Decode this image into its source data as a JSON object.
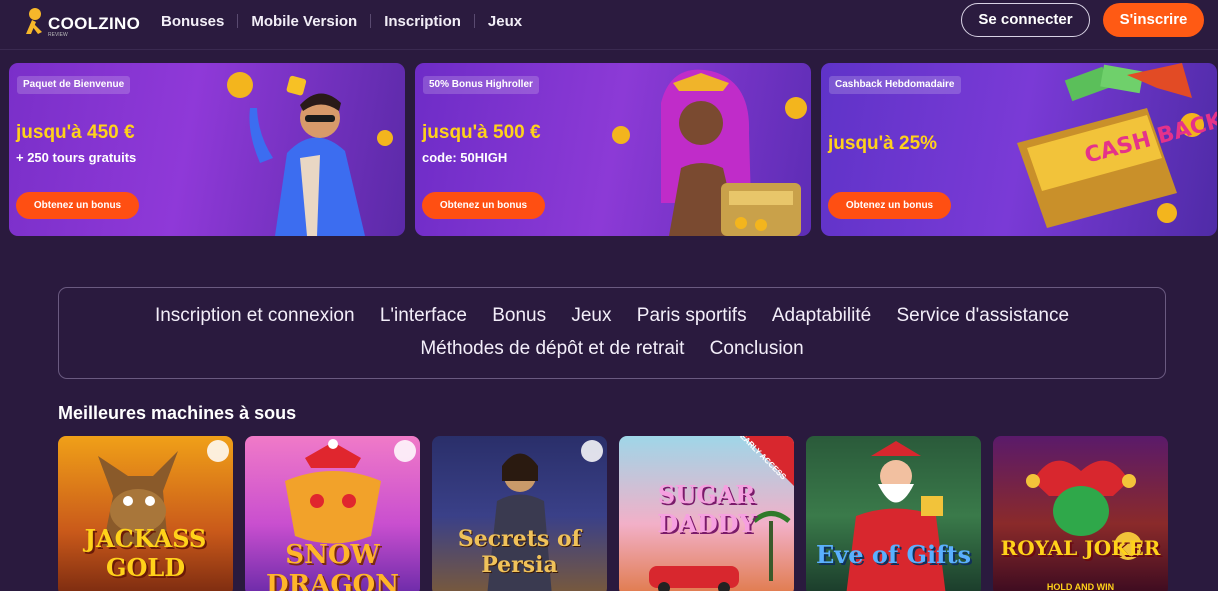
{
  "header": {
    "logo_text": "COOLZINO",
    "logo_tagline": "REVIEW",
    "nav": [
      "Bonuses",
      "Mobile Version",
      "Inscription",
      "Jeux"
    ],
    "login_label": "Se connecter",
    "signup_label": "S'inscrire"
  },
  "bonus_cards": [
    {
      "chip": "Paquet de Bienvenue",
      "amount": "jusqu'à 450 €",
      "sub": "+ 250 tours gratuits",
      "cta": "Obtenez un bonus"
    },
    {
      "chip": "50% Bonus Highroller",
      "amount": "jusqu'à 500 €",
      "sub": "code: 50HIGH",
      "cta": "Obtenez un bonus"
    },
    {
      "chip": "Cashback Hebdomadaire",
      "amount": "jusqu'à 25%",
      "sub": "",
      "cta": "Obtenez un bonus",
      "art_text": "CASH BACK"
    }
  ],
  "toc": {
    "row1": [
      "Inscription et connexion",
      "L'interface",
      "Bonus",
      "Jeux",
      "Paris sportifs",
      "Adaptabilité",
      "Service d'assistance"
    ],
    "row2": [
      "Méthodes de dépôt et de retrait",
      "Conclusion"
    ]
  },
  "slots": {
    "title": "Meilleures machines à sous",
    "items": [
      {
        "name": "JACKASS GOLD"
      },
      {
        "name": "SNOW DRAGON"
      },
      {
        "name": "Secrets of Persia"
      },
      {
        "name": "SUGAR DADDY",
        "ribbon": "EARLY ACCESS"
      },
      {
        "name": "Eve of Gifts"
      },
      {
        "name": "ROYAL JOKER",
        "sub": "HOLD AND WIN"
      }
    ]
  },
  "colors": {
    "background": "#2a1a3e",
    "accent": "#ff5a14",
    "amount": "#ffd21a"
  }
}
☆ ☆ ☆ ☆
§ **Written exercise**
Report how many lines in the records hold the word "name", giving the number and nothing else.

§ **The reply**
6